[Collected data entries]
******
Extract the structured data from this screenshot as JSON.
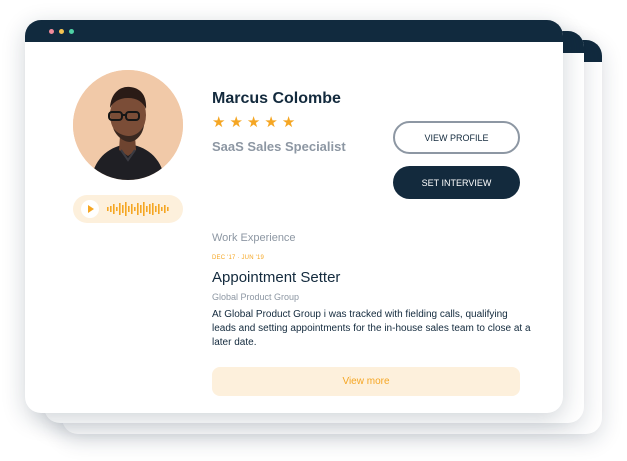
{
  "window": {
    "dots": [
      {
        "name": "close-dot",
        "color": "#f28b9a"
      },
      {
        "name": "minimize-dot",
        "color": "#f5c451"
      },
      {
        "name": "maximize-dot",
        "color": "#4fd1a5"
      }
    ]
  },
  "profile": {
    "name": "Marcus Colombe",
    "rating": 5,
    "star_glyph": "★",
    "role": "SaaS Sales Specialist",
    "audio_icon": "play-icon"
  },
  "actions": {
    "view_profile": "VIEW PROFILE",
    "set_interview": "SET INTERVIEW"
  },
  "experience": {
    "section_title": "Work Experience",
    "date_range": "DEC '17 · JUN '19",
    "job_title": "Appointment Setter",
    "company": "Global Product Group",
    "description": "At Global Product Group i was tracked with fielding calls, qualifying leads and setting appointments for the in-house sales team to close at a later date.",
    "view_more": "View more"
  },
  "colors": {
    "accent": "#f5a623",
    "navy": "#132a3d",
    "muted": "#8d97a3",
    "accent_soft": "#fdf0dc"
  }
}
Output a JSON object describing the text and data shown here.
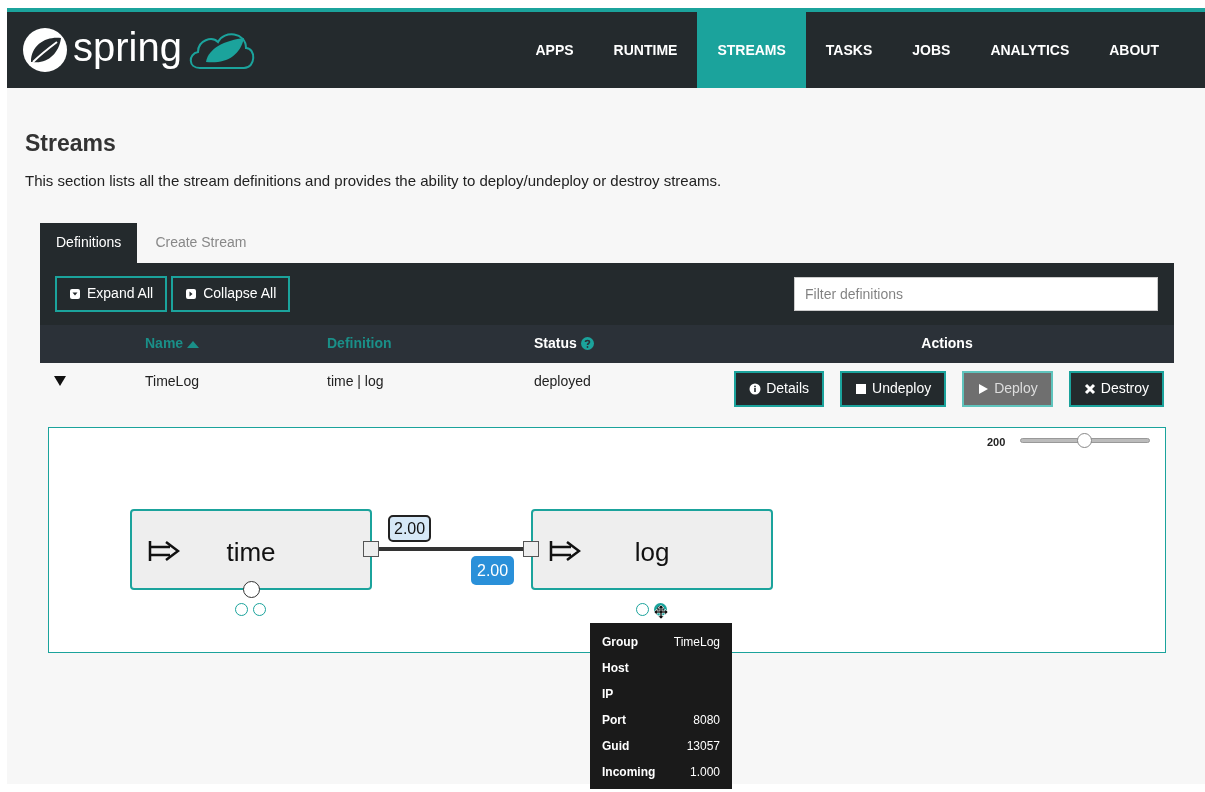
{
  "nav": {
    "brand": "spring",
    "items": [
      {
        "label": "APPS",
        "selected": false
      },
      {
        "label": "RUNTIME",
        "selected": false
      },
      {
        "label": "STREAMS",
        "selected": true
      },
      {
        "label": "TASKS",
        "selected": false
      },
      {
        "label": "JOBS",
        "selected": false
      },
      {
        "label": "ANALYTICS",
        "selected": false
      },
      {
        "label": "ABOUT",
        "selected": false
      }
    ]
  },
  "page": {
    "title": "Streams",
    "description": "This section lists all the stream definitions and provides the ability to deploy/undeploy or destroy streams."
  },
  "tabs": [
    {
      "label": "Definitions",
      "selected": true
    },
    {
      "label": "Create Stream",
      "selected": false
    }
  ],
  "toolbar": {
    "buttons": [
      {
        "label": "Expand All"
      },
      {
        "label": "Collapse All"
      }
    ],
    "filter": {
      "placeholder": "Filter definitions"
    }
  },
  "table": {
    "columns": [
      {
        "label": "Name",
        "kind": "sortable",
        "sorted": true
      },
      {
        "label": "Definition",
        "kind": "sortable",
        "sorted": false
      },
      {
        "label": "Status",
        "kind": "help",
        "sorted": false
      },
      {
        "label": "Actions",
        "kind": "plain",
        "sorted": false
      }
    ],
    "rows": [
      {
        "expanded": true,
        "name": "TimeLog",
        "definition": "time | log",
        "status": "deployed",
        "actions": [
          {
            "label": "Details",
            "disabled": false
          },
          {
            "label": "Undeploy",
            "disabled": false
          },
          {
            "label": "Deploy",
            "disabled": true
          },
          {
            "label": "Destroy",
            "disabled": false
          }
        ]
      }
    ]
  },
  "graph": {
    "zoom": {
      "reading": "200",
      "level": 0.49
    },
    "nodes": [
      {
        "label": "time",
        "kind": "source"
      },
      {
        "label": "log",
        "kind": "sink"
      }
    ],
    "link": {
      "labels": [
        "2.00",
        "2.00"
      ]
    },
    "tooltip": {
      "rows": [
        {
          "label": "Group",
          "value": "TimeLog"
        },
        {
          "label": "Host"
        },
        {
          "label": "IP"
        },
        {
          "label": "Port",
          "value": "8080"
        },
        {
          "label": "Guid",
          "value": "13057"
        },
        {
          "label": "Incoming",
          "value": "1.000"
        }
      ]
    }
  }
}
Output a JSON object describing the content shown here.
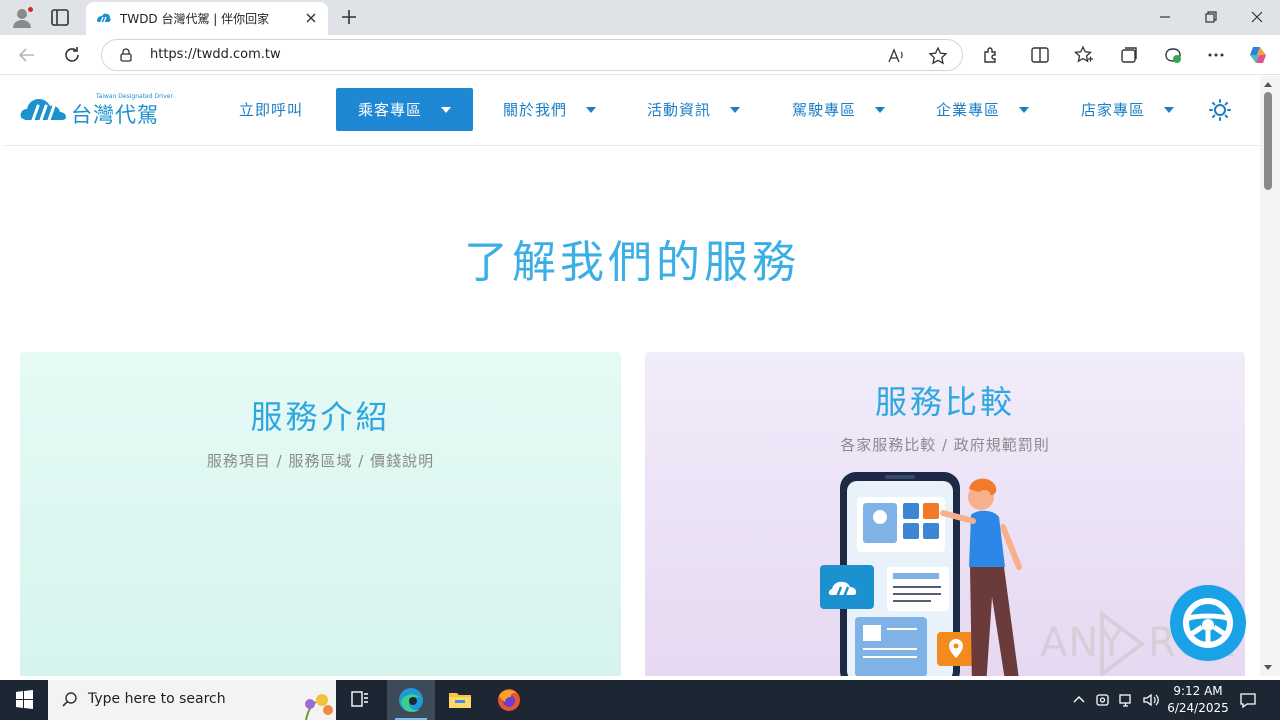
{
  "browser": {
    "tab": {
      "title": "TWDD 台灣代駕 | 伴你回家"
    },
    "url": "https://twdd.com.tw"
  },
  "site": {
    "logo": {
      "name": "台灣代駕",
      "tagline": "Taiwan Designated Driver"
    },
    "menu": [
      {
        "label": "立即呼叫",
        "has_dropdown": false,
        "active": false
      },
      {
        "label": "乘客專區",
        "has_dropdown": true,
        "active": true
      },
      {
        "label": "關於我們",
        "has_dropdown": true,
        "active": false
      },
      {
        "label": "活動資訊",
        "has_dropdown": true,
        "active": false
      },
      {
        "label": "駕駛專區",
        "has_dropdown": true,
        "active": false
      },
      {
        "label": "企業專區",
        "has_dropdown": true,
        "active": false
      },
      {
        "label": "店家專區",
        "has_dropdown": true,
        "active": false
      }
    ],
    "section_title": "了解我們的服務",
    "cards": [
      {
        "title": "服務介紹",
        "subtitle": "服務項目 / 服務區域 / 價錢說明"
      },
      {
        "title": "服務比較",
        "subtitle": "各家服務比較 / 政府規範罰則"
      }
    ],
    "watermark": "ANY RUN"
  },
  "taskbar": {
    "search_placeholder": "Type here to search",
    "time": "9:12 AM",
    "date": "6/24/2025"
  },
  "colors": {
    "brand_blue": "#1b7fc6",
    "active_menu": "#1e88d4",
    "title_blue": "#3aaee5",
    "fab": "#1aa2e6"
  }
}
******
*REQUIREMENT*:
Whichever lines contain the string "object", select and copy them.

*PROBLEM SOLUTION*:
Output a JSON object describing the text and data shown here.
Output a JSON object describing the content shown here.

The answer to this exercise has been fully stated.